INFORMATION GIVEN |
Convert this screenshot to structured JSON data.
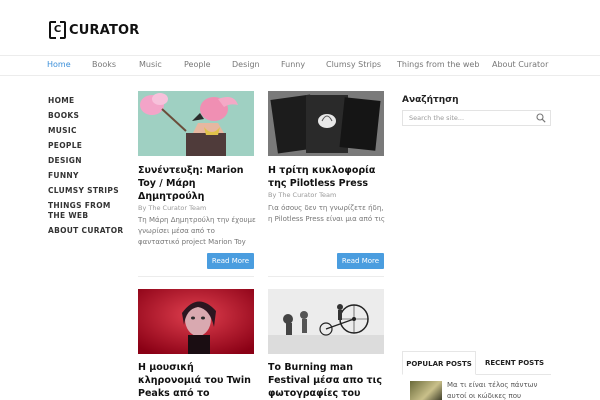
{
  "brand": {
    "mark": "C",
    "name": "CURATOR"
  },
  "nav": {
    "items": [
      {
        "label": "Home",
        "active": true
      },
      {
        "label": "Books"
      },
      {
        "label": "Music"
      },
      {
        "label": "People"
      },
      {
        "label": "Design"
      },
      {
        "label": "Funny"
      },
      {
        "label": "Clumsy Strips"
      },
      {
        "label": "Things from the web"
      },
      {
        "label": "About Curator"
      }
    ]
  },
  "sidebar": {
    "items": [
      "HOME",
      "BOOKS",
      "MUSIC",
      "PEOPLE",
      "DESIGN",
      "FUNNY",
      "CLUMSY STRIPS",
      "THINGS FROM THE WEB",
      "ABOUT CURATOR"
    ]
  },
  "posts": [
    {
      "title": "Συνέντευξη: Marion Toy / Μάρη Δημητρούλη",
      "meta": "By The Curator Team",
      "excerpt": "Τη Μάρη Δημητρούλη την έχουμε γνωρίσει μέσα από το φανταστικό project Marion Toy",
      "read_more": "Read More"
    },
    {
      "title": "Η τρίτη κυκλοφορία της Pilotless Press",
      "meta": "By The Curator Team",
      "excerpt": "Για όσους δεν τη γνωρίζετε ήδη, η Pilotless Press είναι μια από τις",
      "read_more": "Read More"
    },
    {
      "title": "Η μουσική κληρονομιά του Twin Peaks από το Pitchfork"
    },
    {
      "title": "Το Burning man Festival μέσα απο τις φωτογραφίες του"
    }
  ],
  "search": {
    "title": "Αναζήτηση",
    "placeholder": "Search the site..."
  },
  "widget_tabs": {
    "popular": "POPULAR POSTS",
    "recent": "RECENT POSTS"
  },
  "popular_posts": [
    {
      "title": "Μα τι είναι τέλος πάντων αυτοί οι κώδικες που"
    }
  ],
  "colors": {
    "accent": "#4a9ddf",
    "nav_active": "#3b8fd9"
  }
}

DO THIS |
Copy every line above in which the string "μέσα" shows up.

RESULT OF THIS EXERCISE |
      "excerpt": "Τη Μάρη Δημητρούλη την έχουμε γνωρίσει μέσα από το φανταστικό project Marion Toy",
      "title": "Το Burning man Festival μέσα απο τις φωτογραφίες του"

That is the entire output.